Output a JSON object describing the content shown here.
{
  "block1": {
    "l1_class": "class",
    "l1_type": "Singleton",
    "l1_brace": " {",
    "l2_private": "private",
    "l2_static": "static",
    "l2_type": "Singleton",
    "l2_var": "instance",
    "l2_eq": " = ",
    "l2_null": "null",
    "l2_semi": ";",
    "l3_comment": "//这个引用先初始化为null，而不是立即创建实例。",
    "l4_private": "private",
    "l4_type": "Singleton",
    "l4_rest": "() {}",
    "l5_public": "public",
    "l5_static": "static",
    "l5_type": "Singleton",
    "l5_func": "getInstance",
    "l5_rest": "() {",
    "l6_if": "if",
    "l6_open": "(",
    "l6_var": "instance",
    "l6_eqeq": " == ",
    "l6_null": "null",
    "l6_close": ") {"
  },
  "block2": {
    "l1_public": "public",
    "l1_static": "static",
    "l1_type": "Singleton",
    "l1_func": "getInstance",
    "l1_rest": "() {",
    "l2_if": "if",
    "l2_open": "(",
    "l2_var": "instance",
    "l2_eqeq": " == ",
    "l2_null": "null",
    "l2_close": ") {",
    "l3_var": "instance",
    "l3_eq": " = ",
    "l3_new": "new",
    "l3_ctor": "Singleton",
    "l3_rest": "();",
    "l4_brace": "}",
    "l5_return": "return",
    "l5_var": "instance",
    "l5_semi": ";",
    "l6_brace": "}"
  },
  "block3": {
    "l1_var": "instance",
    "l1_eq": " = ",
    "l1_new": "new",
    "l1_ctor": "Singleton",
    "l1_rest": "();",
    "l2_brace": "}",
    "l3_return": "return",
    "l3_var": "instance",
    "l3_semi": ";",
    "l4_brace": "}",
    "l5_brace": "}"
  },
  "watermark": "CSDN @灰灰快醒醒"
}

****************

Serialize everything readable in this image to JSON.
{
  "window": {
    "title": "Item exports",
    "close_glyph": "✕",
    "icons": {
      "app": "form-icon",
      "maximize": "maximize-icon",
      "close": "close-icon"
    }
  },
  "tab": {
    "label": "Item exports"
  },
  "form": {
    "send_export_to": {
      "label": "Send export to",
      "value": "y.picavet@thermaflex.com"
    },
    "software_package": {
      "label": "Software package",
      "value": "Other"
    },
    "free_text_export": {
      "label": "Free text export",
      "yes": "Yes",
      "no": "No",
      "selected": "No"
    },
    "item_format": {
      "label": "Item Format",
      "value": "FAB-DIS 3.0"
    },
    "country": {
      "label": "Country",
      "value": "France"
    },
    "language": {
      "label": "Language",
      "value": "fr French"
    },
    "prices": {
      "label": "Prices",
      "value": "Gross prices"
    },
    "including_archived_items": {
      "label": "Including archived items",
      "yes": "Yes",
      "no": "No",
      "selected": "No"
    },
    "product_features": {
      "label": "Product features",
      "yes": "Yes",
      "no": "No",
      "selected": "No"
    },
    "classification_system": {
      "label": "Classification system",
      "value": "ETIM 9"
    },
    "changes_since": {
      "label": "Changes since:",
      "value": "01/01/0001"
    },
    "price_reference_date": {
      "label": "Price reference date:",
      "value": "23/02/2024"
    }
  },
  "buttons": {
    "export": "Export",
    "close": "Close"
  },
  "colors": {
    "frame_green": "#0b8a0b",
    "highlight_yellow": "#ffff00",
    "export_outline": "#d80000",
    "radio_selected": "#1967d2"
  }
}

****************

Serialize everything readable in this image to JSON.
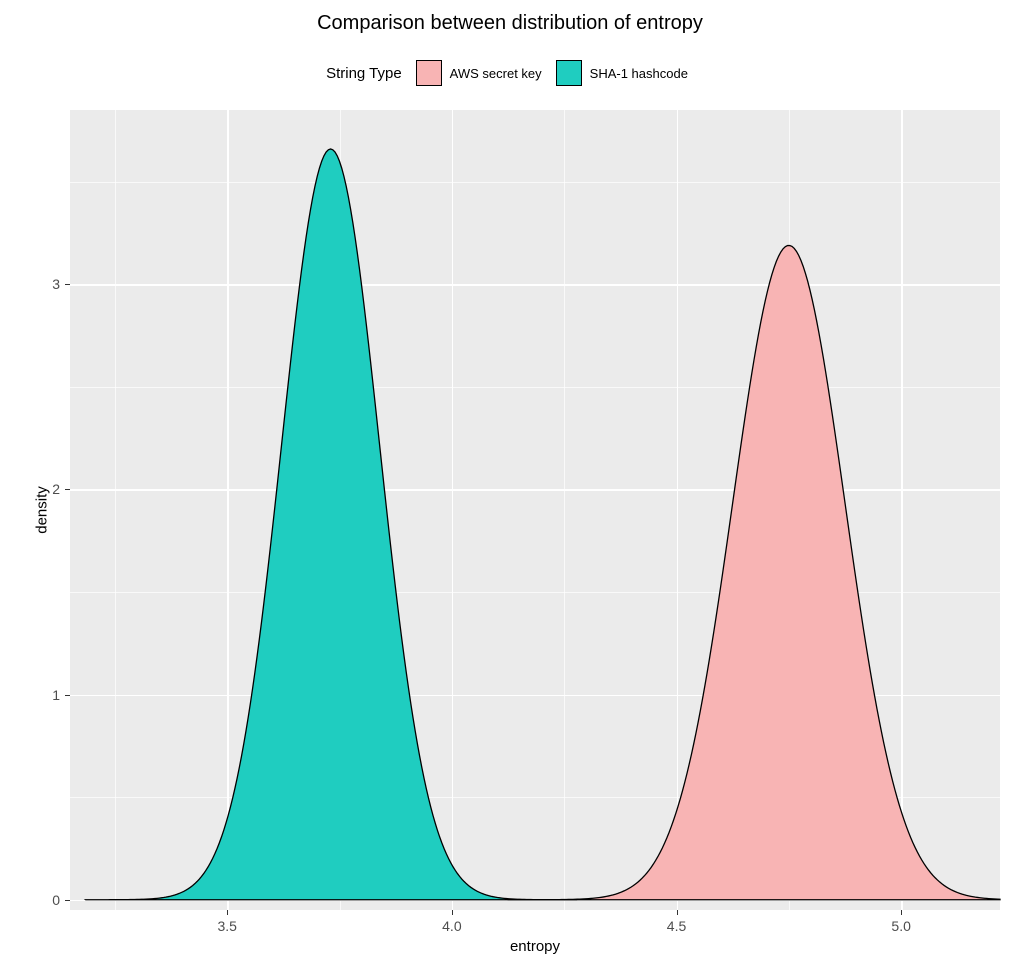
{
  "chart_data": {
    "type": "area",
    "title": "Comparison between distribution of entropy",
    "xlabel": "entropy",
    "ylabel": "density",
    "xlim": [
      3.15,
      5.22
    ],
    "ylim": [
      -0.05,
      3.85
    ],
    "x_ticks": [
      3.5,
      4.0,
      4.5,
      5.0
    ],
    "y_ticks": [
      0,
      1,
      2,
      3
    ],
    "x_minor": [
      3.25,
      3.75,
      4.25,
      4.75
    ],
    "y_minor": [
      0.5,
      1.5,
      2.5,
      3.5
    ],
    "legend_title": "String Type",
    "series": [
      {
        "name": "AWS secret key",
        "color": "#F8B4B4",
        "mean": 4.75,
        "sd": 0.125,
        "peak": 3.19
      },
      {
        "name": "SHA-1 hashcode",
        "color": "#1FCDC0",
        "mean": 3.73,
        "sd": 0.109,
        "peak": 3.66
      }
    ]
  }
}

****************

▶ Short problem:
Going over the lines above, work out how many include "static", then give only that number.

▶ Expected output:
3